• **Short problem**
Copy all the data exactly, except the pictures.

[Dataset rows]
======

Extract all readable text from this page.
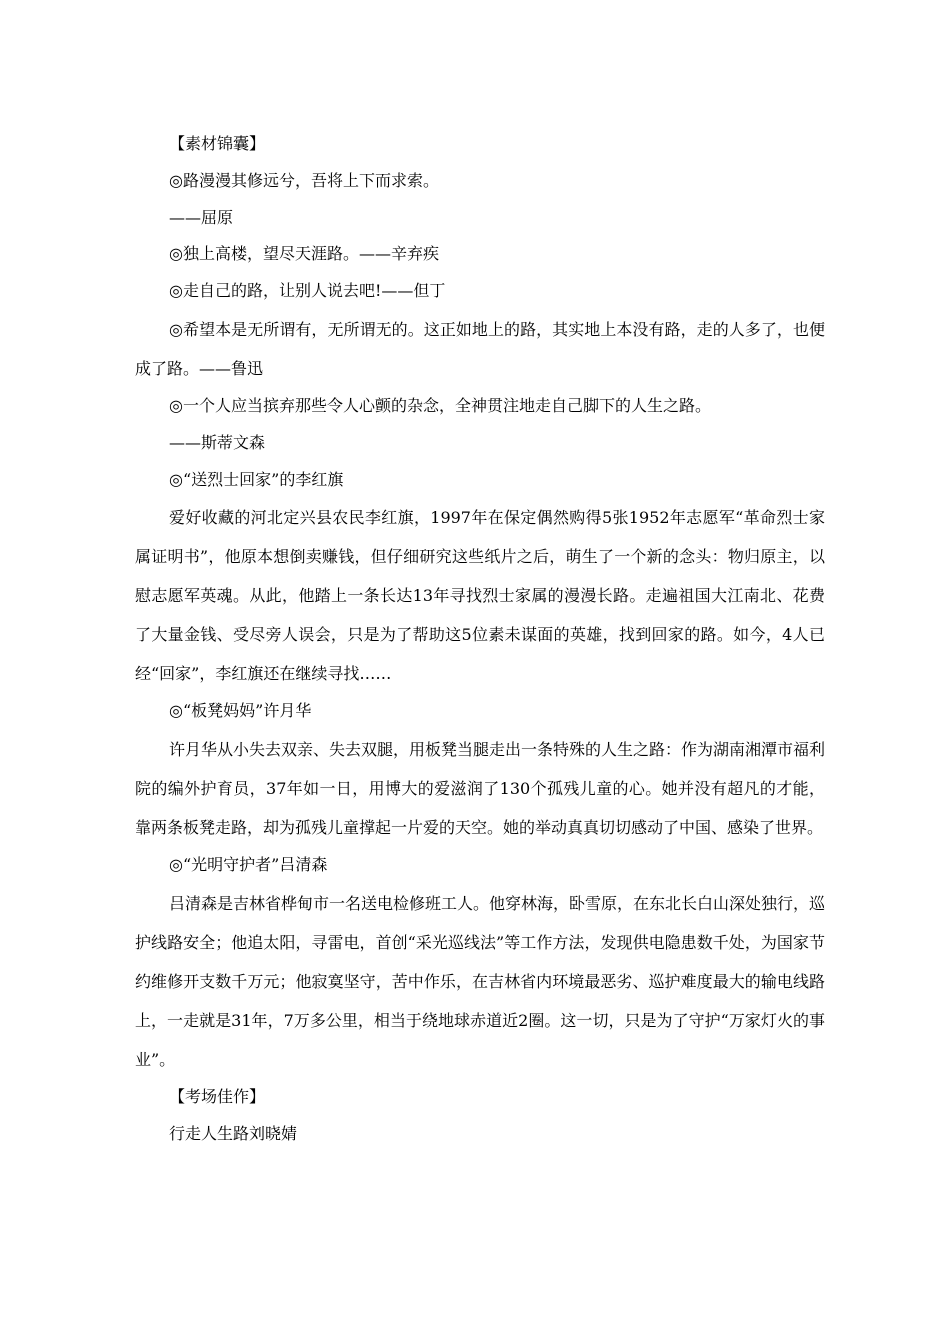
【素材锦囊】
◎路漫漫其修远兮，吾将上下而求索。
——屈原
◎独上高楼，望尽天涯路。——辛弃疾
◎走自己的路，让别人说去吧!——但丁
◎希望本是无所谓有，无所谓无的。这正如地上的路，其实地上本没有路，走的人多了，也便成了路。——鲁迅
◎一个人应当摈弃那些令人心颤的杂念，全神贯注地走自己脚下的人生之路。
——斯蒂文森
◎“送烈士回家”的李红旗
爱好收藏的河北定兴县农民李红旗，1997年在保定偶然购得5张1952年志愿军“革命烈士家属证明书”，他原本想倒卖赚钱，但仔细研究这些纸片之后，萌生了一个新的念头：物归原主，以慰志愿军英魂。从此，他踏上一条长达13年寻找烈士家属的漫漫长路。走遍祖国大江南北、花费了大量金钱、受尽旁人误会，只是为了帮助这5位素未谋面的英雄，找到回家的路。如今，4人已经“回家”，李红旗还在继续寻找……
◎“板凳妈妈”许月华
许月华从小失去双亲、失去双腿，用板凳当腿走出一条特殊的人生之路：作为湖南湘潭市福利院的编外护育员，37年如一日，用博大的爱滋润了130个孤残儿童的心。她并没有超凡的才能，靠两条板凳走路，却为孤残儿童撑起一片爱的天空。她的举动真真切切感动了中国、感染了世界。
◎“光明守护者”吕清森
吕清森是吉林省桦甸市一名送电检修班工人。他穿林海，卧雪原，在东北长白山深处独行，巡护线路安全；他追太阳，寻雷电，首创“采光巡线法”等工作方法，发现供电隐患数千处，为国家节约维修开支数千万元；他寂寞坚守，苦中作乐，在吉林省内环境最恶劣、巡护难度最大的输电线路上，一走就是31年，7万多公里，相当于绕地球赤道近2圈。这一切，只是为了守护“万家灯火的事业”。
【考场佳作】
行走人生路刘晓婧
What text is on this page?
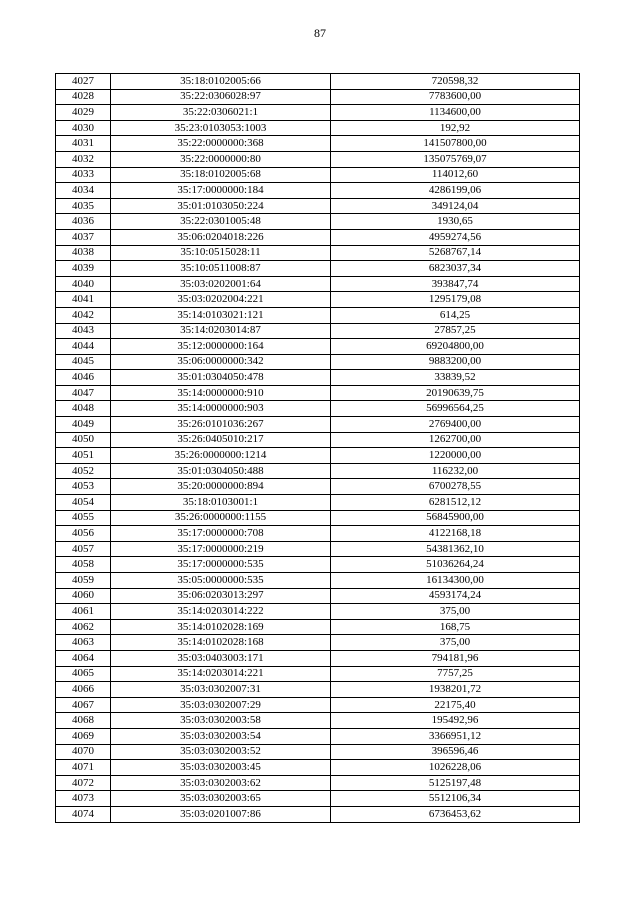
87
4027	35:18:0102005:66	720598,32
4028	35:22:0306028:97	7783600,00
4029	35:22:0306021:1	1134600,00
4030	35:23:0103053:1003	192,92
4031	35:22:0000000:368	141507800,00
4032	35:22:0000000:80	135075769,07
4033	35:18:0102005:68	114012,60
4034	35:17:0000000:184	4286199,06
4035	35:01:0103050:224	349124,04
4036	35:22:0301005:48	1930,65
4037	35:06:0204018:226	4959274,56
4038	35:10:0515028:11	5268767,14
4039	35:10:0511008:87	6823037,34
4040	35:03:0202001:64	393847,74
4041	35:03:0202004:221	1295179,08
4042	35:14:0103021:121	614,25
4043	35:14:0203014:87	27857,25
4044	35:12:0000000:164	69204800,00
4045	35:06:0000000:342	9883200,00
4046	35:01:0304050:478	33839,52
4047	35:14:0000000:910	20190639,75
4048	35:14:0000000:903	56996564,25
4049	35:26:0101036:267	2769400,00
4050	35:26:0405010:217	1262700,00
4051	35:26:0000000:1214	1220000,00
4052	35:01:0304050:488	116232,00
4053	35:20:0000000:894	6700278,55
4054	35:18:0103001:1	6281512,12
4055	35:26:0000000:1155	56845900,00
4056	35:17:0000000:708	4122168,18
4057	35:17:0000000:219	54381362,10
4058	35:17:0000000:535	51036264,24
4059	35:05:0000000:535	16134300,00
4060	35:06:0203013:297	4593174,24
4061	35:14:0203014:222	375,00
4062	35:14:0102028:169	168,75
4063	35:14:0102028:168	375,00
4064	35:03:0403003:171	794181,96
4065	35:14:0203014:221	7757,25
4066	35:03:0302007:31	1938201,72
4067	35:03:0302007:29	22175,40
4068	35:03:0302003:58	195492,96
4069	35:03:0302003:54	3366951,12
4070	35:03:0302003:52	396596,46
4071	35:03:0302003:45	1026228,06
4072	35:03:0302003:62	5125197,48
4073	35:03:0302003:65	5512106,34
4074	35:03:0201007:86	6736453,62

======

• **Result of the task**
Extract all readable text from this page.
【素材锦囊】
◎路漫漫其修远兮，吾将上下而求索。
——屈原
◎独上高楼，望尽天涯路。——辛弃疾
◎走自己的路，让别人说去吧!——但丁
◎希望本是无所谓有，无所谓无的。这正如地上的路，其实地上本没有路，走的人多了，也便成了路。——鲁迅
◎一个人应当摈弃那些令人心颤的杂念，全神贯注地走自己脚下的人生之路。
——斯蒂文森
◎“送烈士回家”的李红旗
爱好收藏的河北定兴县农民李红旗，1997年在保定偶然购得5张1952年志愿军“革命烈士家属证明书”，他原本想倒卖赚钱，但仔细研究这些纸片之后，萌生了一个新的念头：物归原主，以慰志愿军英魂。从此，他踏上一条长达13年寻找烈士家属的漫漫长路。走遍祖国大江南北、花费了大量金钱、受尽旁人误会，只是为了帮助这5位素未谋面的英雄，找到回家的路。如今，4人已经“回家”，李红旗还在继续寻找……
◎“板凳妈妈”许月华
许月华从小失去双亲、失去双腿，用板凳当腿走出一条特殊的人生之路：作为湖南湘潭市福利院的编外护育员，37年如一日，用博大的爱滋润了130个孤残儿童的心。她并没有超凡的才能，靠两条板凳走路，却为孤残儿童撑起一片爱的天空。她的举动真真切切感动了中国、感染了世界。
◎“光明守护者”吕清森
吕清森是吉林省桦甸市一名送电检修班工人。他穿林海，卧雪原，在东北长白山深处独行，巡护线路安全；他追太阳，寻雷电，首创“采光巡线法”等工作方法，发现供电隐患数千处，为国家节约维修开支数千万元；他寂寞坚守，苦中作乐，在吉林省内环境最恶劣、巡护难度最大的输电线路上，一走就是31年，7万多公里，相当于绕地球赤道近2圈。这一切，只是为了守护“万家灯火的事业”。
【考场佳作】
行走人生路刘晓婧
What text is on this page?
87
4027	35:18:0102005:66	720598,32
4028	35:22:0306028:97	7783600,00
4029	35:22:0306021:1	1134600,00
4030	35:23:0103053:1003	192,92
4031	35:22:0000000:368	141507800,00
4032	35:22:0000000:80	135075769,07
4033	35:18:0102005:68	114012,60
4034	35:17:0000000:184	4286199,06
4035	35:01:0103050:224	349124,04
4036	35:22:0301005:48	1930,65
4037	35:06:0204018:226	4959274,56
4038	35:10:0515028:11	5268767,14
4039	35:10:0511008:87	6823037,34
4040	35:03:0202001:64	393847,74
4041	35:03:0202004:221	1295179,08
4042	35:14:0103021:121	614,25
4043	35:14:0203014:87	27857,25
4044	35:12:0000000:164	69204800,00
4045	35:06:0000000:342	9883200,00
4046	35:01:0304050:478	33839,52
4047	35:14:0000000:910	20190639,75
4048	35:14:0000000:903	56996564,25
4049	35:26:0101036:267	2769400,00
4050	35:26:0405010:217	1262700,00
4051	35:26:0000000:1214	1220000,00
4052	35:01:0304050:488	116232,00
4053	35:20:0000000:894	6700278,55
4054	35:18:0103001:1	6281512,12
4055	35:26:0000000:1155	56845900,00
4056	35:17:0000000:708	4122168,18
4057	35:17:0000000:219	54381362,10
4058	35:17:0000000:535	51036264,24
4059	35:05:0000000:535	16134300,00
4060	35:06:0203013:297	4593174,24
4061	35:14:0203014:222	375,00
4062	35:14:0102028:169	168,75
4063	35:14:0102028:168	375,00
4064	35:03:0403003:171	794181,96
4065	35:14:0203014:221	7757,25
4066	35:03:0302007:31	1938201,72
4067	35:03:0302007:29	22175,40
4068	35:03:0302003:58	195492,96
4069	35:03:0302003:54	3366951,12
4070	35:03:0302003:52	396596,46
4071	35:03:0302003:45	1026228,06
4072	35:03:0302003:62	5125197,48
4073	35:03:0302003:65	5512106,34
4074	35:03:0201007:86	6736453,62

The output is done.